**What is needed**
Pull out every line below that contains the word "ylabel".

======== Provided material ========

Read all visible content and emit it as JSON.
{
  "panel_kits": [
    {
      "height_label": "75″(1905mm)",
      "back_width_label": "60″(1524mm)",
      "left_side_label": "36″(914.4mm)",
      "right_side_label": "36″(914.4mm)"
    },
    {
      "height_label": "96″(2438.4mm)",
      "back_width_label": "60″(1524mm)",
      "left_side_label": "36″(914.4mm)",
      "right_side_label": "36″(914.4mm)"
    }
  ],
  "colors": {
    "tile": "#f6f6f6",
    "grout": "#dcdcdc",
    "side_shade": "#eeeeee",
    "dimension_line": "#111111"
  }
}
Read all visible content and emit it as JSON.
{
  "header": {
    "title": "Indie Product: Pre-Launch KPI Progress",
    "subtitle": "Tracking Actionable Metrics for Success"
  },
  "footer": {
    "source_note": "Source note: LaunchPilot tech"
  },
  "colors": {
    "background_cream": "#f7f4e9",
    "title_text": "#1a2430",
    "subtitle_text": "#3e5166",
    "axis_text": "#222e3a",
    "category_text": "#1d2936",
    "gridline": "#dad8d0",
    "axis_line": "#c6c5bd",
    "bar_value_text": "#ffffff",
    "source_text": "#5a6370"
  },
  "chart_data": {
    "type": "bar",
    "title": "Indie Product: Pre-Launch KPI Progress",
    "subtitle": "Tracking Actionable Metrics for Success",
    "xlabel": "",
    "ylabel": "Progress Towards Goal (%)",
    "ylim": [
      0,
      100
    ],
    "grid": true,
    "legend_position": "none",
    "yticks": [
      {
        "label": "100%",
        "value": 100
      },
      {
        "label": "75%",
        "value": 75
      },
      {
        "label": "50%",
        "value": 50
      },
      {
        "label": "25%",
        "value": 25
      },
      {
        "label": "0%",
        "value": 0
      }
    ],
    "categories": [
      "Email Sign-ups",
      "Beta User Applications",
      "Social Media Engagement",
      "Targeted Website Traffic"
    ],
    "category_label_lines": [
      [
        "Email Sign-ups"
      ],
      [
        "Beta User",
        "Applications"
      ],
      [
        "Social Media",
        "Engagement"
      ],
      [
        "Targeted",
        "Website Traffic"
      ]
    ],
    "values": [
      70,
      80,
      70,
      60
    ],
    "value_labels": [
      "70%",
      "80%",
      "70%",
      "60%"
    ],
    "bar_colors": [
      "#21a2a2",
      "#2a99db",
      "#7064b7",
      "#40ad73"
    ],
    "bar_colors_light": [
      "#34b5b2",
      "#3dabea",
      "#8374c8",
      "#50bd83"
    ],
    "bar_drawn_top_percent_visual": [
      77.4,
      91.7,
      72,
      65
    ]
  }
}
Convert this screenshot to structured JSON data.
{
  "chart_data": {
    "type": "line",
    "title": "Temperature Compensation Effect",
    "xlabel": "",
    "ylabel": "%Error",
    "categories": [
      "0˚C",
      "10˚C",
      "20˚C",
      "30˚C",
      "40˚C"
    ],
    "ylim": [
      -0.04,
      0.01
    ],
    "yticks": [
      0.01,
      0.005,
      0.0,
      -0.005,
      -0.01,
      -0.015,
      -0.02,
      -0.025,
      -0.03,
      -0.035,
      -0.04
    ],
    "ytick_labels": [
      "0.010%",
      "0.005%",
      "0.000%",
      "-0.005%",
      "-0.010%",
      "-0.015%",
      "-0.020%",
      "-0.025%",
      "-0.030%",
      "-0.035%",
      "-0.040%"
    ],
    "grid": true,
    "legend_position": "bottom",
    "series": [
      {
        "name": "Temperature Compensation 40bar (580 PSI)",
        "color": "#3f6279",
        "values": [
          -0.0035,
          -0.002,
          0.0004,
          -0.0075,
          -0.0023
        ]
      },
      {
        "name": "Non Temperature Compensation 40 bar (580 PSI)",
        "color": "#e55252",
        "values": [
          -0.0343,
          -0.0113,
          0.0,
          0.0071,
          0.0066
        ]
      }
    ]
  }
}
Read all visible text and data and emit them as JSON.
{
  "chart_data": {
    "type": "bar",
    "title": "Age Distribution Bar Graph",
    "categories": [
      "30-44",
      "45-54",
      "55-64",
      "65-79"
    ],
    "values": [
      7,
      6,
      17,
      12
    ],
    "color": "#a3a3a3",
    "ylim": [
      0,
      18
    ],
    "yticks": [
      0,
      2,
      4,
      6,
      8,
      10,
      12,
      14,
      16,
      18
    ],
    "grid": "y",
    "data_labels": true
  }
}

========

**Reply to the task**
    "ylabel": "Progress Towards Goal (%)",
    "ylabel": "%Error",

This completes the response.